◆ Work to complete: Rewrite the items from the start through the line containing "1025, 708, 1038]", substituting "histogram-bar" for each "macd-bar" and leaving everything else unchanged.

◆ Supplied data:
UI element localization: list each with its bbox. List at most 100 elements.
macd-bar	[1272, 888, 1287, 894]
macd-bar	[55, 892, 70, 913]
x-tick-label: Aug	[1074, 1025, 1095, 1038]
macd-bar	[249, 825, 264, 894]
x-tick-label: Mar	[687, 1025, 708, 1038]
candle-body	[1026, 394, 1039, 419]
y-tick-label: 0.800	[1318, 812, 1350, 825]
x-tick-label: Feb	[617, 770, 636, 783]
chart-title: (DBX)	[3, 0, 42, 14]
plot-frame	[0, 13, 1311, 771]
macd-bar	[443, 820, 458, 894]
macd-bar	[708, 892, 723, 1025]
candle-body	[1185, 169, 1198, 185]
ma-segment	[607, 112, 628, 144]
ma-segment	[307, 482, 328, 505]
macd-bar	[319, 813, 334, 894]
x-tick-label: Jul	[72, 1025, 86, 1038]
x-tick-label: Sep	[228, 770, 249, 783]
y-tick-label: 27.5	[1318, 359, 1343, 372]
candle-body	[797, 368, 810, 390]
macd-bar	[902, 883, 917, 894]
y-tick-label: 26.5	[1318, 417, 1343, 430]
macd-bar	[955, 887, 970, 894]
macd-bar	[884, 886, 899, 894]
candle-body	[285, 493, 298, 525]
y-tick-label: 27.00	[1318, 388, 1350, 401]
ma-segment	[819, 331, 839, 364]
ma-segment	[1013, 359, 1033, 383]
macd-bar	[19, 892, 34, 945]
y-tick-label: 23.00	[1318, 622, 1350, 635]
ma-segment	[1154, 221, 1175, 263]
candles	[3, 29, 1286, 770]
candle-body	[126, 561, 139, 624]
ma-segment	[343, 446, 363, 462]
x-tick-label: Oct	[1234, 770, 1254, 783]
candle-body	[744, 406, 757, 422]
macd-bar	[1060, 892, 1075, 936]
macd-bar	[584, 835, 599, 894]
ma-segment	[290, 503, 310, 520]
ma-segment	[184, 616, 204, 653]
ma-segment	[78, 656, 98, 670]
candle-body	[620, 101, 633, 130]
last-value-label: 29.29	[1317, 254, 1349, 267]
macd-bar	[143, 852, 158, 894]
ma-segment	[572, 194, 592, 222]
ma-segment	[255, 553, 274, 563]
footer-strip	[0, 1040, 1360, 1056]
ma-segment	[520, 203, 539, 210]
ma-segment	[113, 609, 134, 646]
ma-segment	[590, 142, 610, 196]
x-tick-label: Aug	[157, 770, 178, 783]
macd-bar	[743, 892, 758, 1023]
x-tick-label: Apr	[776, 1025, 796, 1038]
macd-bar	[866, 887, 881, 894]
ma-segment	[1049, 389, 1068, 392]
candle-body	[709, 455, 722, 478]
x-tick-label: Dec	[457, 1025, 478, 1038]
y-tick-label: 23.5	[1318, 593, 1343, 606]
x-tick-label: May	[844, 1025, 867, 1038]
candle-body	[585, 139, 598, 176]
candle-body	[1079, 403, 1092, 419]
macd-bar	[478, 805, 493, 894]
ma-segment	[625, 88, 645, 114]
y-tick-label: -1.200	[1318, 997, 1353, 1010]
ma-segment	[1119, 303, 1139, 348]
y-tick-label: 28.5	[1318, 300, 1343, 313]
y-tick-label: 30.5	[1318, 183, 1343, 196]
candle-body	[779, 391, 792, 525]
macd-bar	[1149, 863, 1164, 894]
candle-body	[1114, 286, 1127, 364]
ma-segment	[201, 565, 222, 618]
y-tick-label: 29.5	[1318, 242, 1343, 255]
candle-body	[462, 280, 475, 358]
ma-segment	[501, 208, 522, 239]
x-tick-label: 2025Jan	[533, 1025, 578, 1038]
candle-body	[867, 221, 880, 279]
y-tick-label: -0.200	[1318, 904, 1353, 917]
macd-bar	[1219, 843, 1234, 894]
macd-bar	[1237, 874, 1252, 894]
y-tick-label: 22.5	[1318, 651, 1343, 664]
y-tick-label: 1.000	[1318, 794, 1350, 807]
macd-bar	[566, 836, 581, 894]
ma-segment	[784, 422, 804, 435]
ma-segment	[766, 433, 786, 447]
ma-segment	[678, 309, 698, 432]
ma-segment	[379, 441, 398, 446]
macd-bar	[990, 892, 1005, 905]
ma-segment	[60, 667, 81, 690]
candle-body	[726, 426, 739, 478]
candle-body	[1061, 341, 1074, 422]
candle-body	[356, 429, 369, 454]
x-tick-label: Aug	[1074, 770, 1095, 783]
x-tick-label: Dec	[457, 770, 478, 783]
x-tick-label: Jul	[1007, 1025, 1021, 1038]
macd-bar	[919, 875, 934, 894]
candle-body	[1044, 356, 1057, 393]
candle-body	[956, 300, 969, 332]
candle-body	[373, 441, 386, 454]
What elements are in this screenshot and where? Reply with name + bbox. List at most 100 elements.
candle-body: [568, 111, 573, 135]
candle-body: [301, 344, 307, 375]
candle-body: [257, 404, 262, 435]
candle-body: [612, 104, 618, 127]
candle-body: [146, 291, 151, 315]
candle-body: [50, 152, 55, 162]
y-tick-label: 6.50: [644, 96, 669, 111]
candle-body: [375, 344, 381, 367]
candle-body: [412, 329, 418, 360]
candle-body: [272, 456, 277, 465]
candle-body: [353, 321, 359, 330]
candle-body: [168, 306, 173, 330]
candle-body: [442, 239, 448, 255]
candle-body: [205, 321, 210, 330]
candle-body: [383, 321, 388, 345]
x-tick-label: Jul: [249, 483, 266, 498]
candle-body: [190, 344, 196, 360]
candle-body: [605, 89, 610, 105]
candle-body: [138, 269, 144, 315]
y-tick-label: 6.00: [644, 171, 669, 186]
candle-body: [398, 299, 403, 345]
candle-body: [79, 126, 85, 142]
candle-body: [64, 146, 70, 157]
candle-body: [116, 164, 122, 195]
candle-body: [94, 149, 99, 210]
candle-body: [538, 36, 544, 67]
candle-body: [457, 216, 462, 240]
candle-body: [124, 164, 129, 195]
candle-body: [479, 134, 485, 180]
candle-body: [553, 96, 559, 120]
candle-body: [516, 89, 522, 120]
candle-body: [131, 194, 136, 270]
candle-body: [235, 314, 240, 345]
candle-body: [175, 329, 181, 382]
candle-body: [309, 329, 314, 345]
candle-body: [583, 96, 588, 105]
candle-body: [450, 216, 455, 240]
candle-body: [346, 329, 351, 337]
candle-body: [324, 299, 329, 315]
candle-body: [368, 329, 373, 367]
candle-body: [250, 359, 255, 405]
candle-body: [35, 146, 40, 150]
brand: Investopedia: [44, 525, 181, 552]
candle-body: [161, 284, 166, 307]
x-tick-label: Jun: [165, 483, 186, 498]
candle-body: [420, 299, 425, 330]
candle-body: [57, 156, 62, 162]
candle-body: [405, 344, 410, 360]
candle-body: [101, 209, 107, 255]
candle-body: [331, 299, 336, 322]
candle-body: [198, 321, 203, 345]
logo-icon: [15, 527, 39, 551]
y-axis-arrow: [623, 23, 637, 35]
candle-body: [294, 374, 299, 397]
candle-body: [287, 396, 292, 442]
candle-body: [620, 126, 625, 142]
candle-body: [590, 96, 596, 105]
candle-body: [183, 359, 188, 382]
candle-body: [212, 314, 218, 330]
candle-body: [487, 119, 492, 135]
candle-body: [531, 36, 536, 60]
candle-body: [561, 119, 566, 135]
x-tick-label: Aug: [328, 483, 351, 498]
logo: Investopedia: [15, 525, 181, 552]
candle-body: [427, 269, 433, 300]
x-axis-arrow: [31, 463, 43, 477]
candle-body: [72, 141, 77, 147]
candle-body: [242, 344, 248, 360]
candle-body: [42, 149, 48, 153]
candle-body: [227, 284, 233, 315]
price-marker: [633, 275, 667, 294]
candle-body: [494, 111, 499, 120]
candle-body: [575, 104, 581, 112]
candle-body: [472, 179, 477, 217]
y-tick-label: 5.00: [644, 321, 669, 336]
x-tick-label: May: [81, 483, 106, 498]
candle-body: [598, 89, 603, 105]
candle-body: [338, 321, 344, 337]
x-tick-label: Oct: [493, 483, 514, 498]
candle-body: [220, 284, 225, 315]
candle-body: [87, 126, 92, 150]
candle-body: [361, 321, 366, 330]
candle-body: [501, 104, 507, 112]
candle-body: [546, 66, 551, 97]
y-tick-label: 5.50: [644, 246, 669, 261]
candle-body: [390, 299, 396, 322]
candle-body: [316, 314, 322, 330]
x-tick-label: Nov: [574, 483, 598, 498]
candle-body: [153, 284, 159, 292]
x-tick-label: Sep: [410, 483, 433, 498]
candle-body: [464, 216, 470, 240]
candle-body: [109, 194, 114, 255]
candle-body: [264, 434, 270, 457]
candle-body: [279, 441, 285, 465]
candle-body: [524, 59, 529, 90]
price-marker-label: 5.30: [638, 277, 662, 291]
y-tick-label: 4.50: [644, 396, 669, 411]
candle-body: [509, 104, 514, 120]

◆ Result of this exercise:
UI element localization: list each with its bbox. List at most 100 elements.
histogram-bar	[1272, 888, 1287, 894]
histogram-bar	[55, 892, 70, 913]
x-tick-label: Aug	[1074, 1025, 1095, 1038]
histogram-bar	[249, 825, 264, 894]
x-tick-label: Mar	[687, 1025, 708, 1038]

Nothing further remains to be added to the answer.